Dataset records
* Start *
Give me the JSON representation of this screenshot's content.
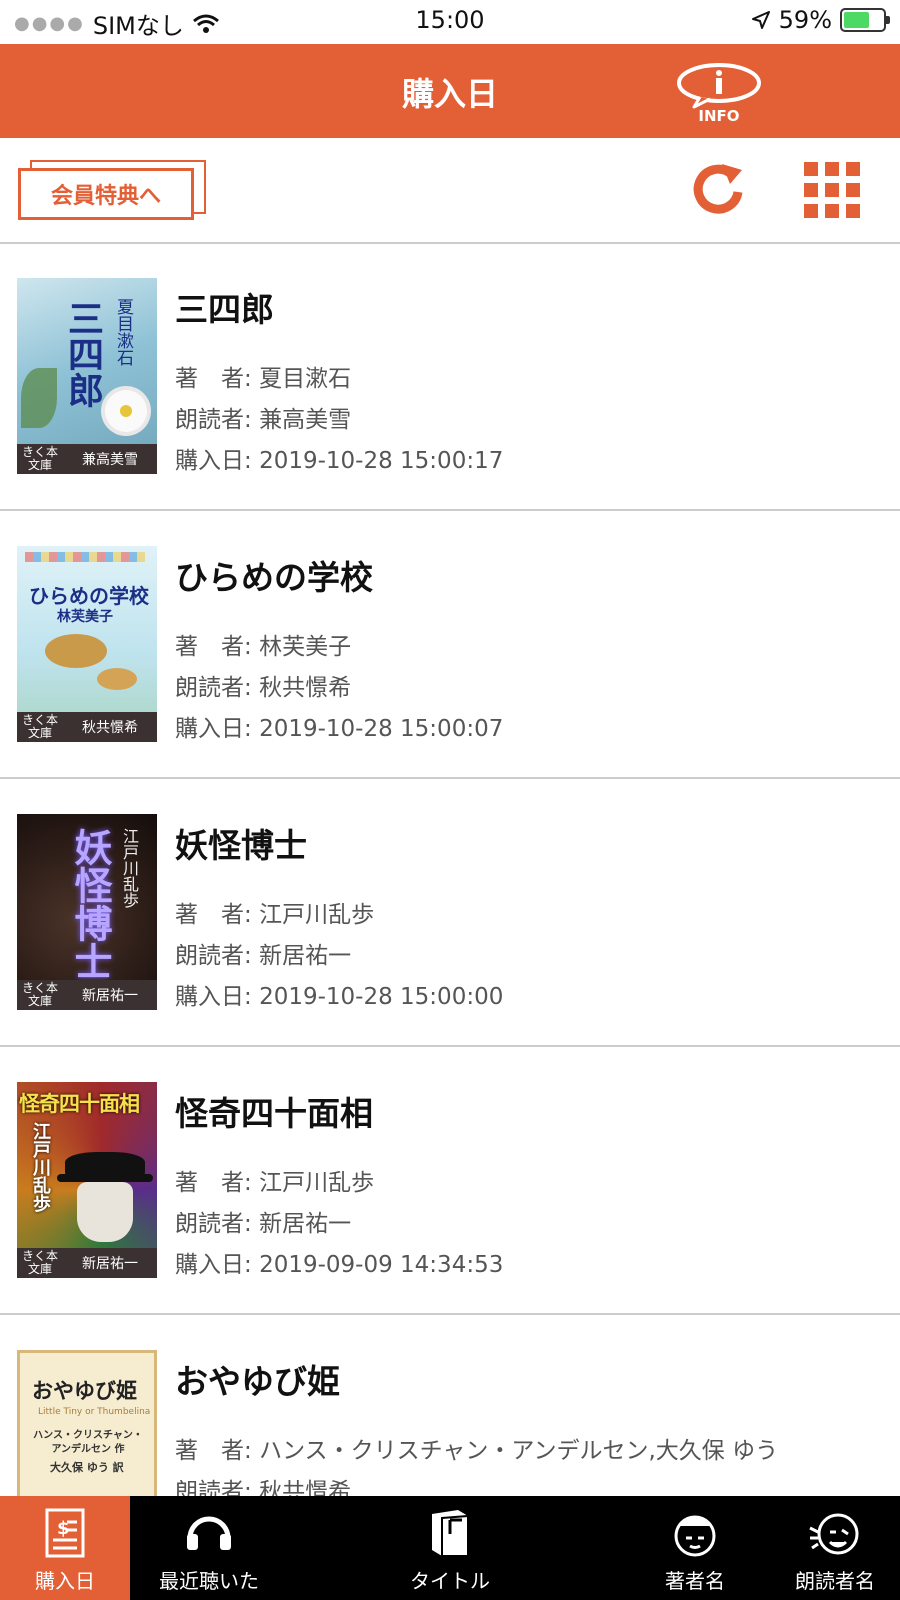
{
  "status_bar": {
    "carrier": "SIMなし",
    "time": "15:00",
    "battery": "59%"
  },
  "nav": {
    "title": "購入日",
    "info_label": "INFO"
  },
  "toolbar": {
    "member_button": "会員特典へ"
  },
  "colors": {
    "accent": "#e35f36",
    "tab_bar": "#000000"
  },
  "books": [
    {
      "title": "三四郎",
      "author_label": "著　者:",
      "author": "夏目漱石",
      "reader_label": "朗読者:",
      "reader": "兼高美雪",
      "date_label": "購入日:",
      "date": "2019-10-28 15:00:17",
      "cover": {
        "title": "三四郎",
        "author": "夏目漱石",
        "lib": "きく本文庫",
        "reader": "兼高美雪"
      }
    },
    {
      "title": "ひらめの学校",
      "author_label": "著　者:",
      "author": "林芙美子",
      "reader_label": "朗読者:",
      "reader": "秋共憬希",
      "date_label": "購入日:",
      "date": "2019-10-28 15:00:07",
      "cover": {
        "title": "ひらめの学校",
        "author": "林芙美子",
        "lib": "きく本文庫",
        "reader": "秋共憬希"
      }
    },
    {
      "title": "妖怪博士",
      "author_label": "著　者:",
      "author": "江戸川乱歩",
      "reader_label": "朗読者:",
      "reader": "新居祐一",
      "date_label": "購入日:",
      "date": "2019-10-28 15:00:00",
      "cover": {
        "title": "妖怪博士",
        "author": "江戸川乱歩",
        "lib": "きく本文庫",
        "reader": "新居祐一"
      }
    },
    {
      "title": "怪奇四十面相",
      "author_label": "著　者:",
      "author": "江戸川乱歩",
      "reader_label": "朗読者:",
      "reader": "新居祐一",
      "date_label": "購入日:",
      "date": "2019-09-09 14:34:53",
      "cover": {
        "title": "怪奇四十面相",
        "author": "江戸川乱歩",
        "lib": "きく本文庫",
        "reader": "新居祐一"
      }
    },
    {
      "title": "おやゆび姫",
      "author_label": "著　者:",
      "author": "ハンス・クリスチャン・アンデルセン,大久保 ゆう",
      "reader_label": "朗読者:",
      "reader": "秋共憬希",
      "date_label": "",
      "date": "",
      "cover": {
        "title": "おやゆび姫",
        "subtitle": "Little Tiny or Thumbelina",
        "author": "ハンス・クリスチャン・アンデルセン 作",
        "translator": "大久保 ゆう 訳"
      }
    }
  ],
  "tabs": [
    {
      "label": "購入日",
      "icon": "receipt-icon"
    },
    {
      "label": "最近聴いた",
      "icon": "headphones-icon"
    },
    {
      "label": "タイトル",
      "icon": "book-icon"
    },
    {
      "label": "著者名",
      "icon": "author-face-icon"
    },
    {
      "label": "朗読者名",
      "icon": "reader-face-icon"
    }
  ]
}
* End *
* Start *
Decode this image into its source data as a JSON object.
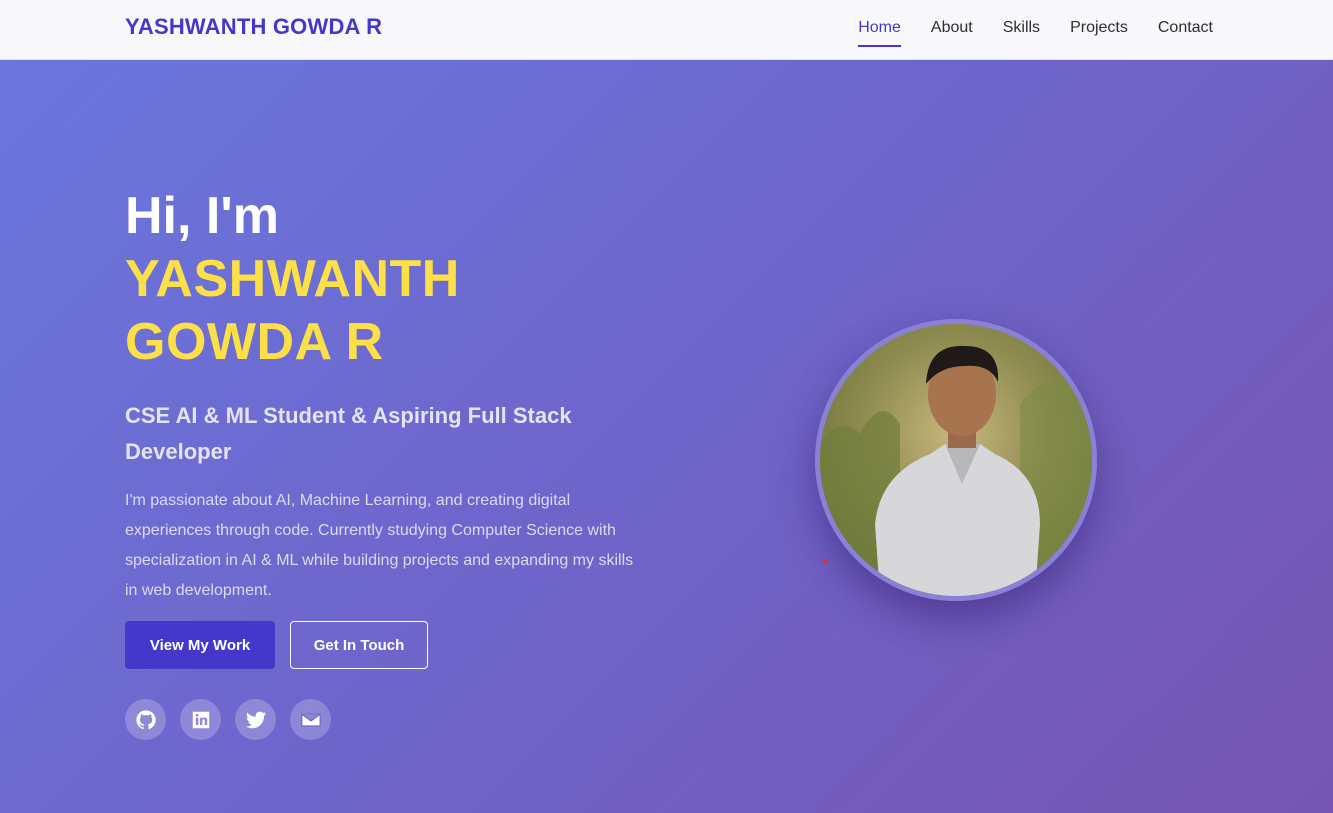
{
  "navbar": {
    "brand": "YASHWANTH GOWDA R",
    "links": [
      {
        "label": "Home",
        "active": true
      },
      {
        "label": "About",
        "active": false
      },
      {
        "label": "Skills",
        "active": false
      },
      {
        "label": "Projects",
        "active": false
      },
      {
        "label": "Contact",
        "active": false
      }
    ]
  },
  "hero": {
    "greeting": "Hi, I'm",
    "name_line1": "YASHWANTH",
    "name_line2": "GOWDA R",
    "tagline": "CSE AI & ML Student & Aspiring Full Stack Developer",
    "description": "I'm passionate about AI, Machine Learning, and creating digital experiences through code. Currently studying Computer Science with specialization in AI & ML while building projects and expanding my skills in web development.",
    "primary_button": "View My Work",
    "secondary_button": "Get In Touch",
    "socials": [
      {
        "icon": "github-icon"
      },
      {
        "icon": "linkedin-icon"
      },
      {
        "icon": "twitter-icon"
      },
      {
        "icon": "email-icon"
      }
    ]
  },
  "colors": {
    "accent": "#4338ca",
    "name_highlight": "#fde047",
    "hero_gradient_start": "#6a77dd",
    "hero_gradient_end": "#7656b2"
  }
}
* End *
● SET PROBLEM:
From the entries above, extract each line containing "JSON".

● TASK RESULT:
Give me the JSON representation of this screenshot's content.
Decode this image into its source data as a JSON object.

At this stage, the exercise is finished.